### Given instruction
Write the listing out again, all of it, word for word.

(Data items)

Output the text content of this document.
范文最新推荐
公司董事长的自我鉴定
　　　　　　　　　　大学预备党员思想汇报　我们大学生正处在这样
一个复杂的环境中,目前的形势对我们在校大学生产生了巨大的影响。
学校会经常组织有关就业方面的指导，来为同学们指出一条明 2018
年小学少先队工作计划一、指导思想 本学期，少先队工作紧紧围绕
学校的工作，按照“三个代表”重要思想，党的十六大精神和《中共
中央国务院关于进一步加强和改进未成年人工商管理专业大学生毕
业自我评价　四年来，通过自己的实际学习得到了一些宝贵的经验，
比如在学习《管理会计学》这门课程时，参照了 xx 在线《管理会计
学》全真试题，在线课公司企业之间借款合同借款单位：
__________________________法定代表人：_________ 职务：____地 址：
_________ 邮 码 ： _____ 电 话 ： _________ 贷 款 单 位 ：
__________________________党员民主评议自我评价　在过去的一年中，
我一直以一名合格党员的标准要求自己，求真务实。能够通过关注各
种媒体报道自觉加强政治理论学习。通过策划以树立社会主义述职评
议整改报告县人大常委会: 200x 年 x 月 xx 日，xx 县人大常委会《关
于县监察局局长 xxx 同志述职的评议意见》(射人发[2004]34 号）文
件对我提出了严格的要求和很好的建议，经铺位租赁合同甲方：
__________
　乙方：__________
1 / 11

### Output of the task
Output the text content of this document.
范文最新推荐
公司董事长的自我鉴定
　　　　　　　　　　大学预备党员思想汇报　我们大学生正处在这样
一个复杂的环境中,目前的形势对我们在校大学生产生了巨大的影响。
学校会经常组织有关就业方面的指导，来为同学们指出一条明 2018
年小学少先队工作计划一、指导思想 本学期，少先队工作紧紧围绕
学校的工作，按照“三个代表”重要思想，党的十六大精神和《中共
中央国务院关于进一步加强和改进未成年人工商管理专业大学生毕
业自我评价　四年来，通过自己的实际学习得到了一些宝贵的经验，
比如在学习《管理会计学》这门课程时，参照了 xx 在线《管理会计
学》全真试题，在线课公司企业之间借款合同借款单位：
__________________________法定代表人：_________ 职务：____地 址：
_________ 邮 码 ： _____ 电 话 ： _________ 贷 款 单 位 ：
__________________________党员民主评议自我评价　在过去的一年中，
我一直以一名合格党员的标准要求自己，求真务实。能够通过关注各
种媒体报道自觉加强政治理论学习。通过策划以树立社会主义述职评
议整改报告县人大常委会: 200x 年 x 月 xx 日，xx 县人大常委会《关
于县监察局局长 xxx 同志述职的评议意见》(射人发[2004]34 号）文
件对我提出了严格的要求和很好的建议，经铺位租赁合同甲方：
__________
　乙方：__________
1 / 11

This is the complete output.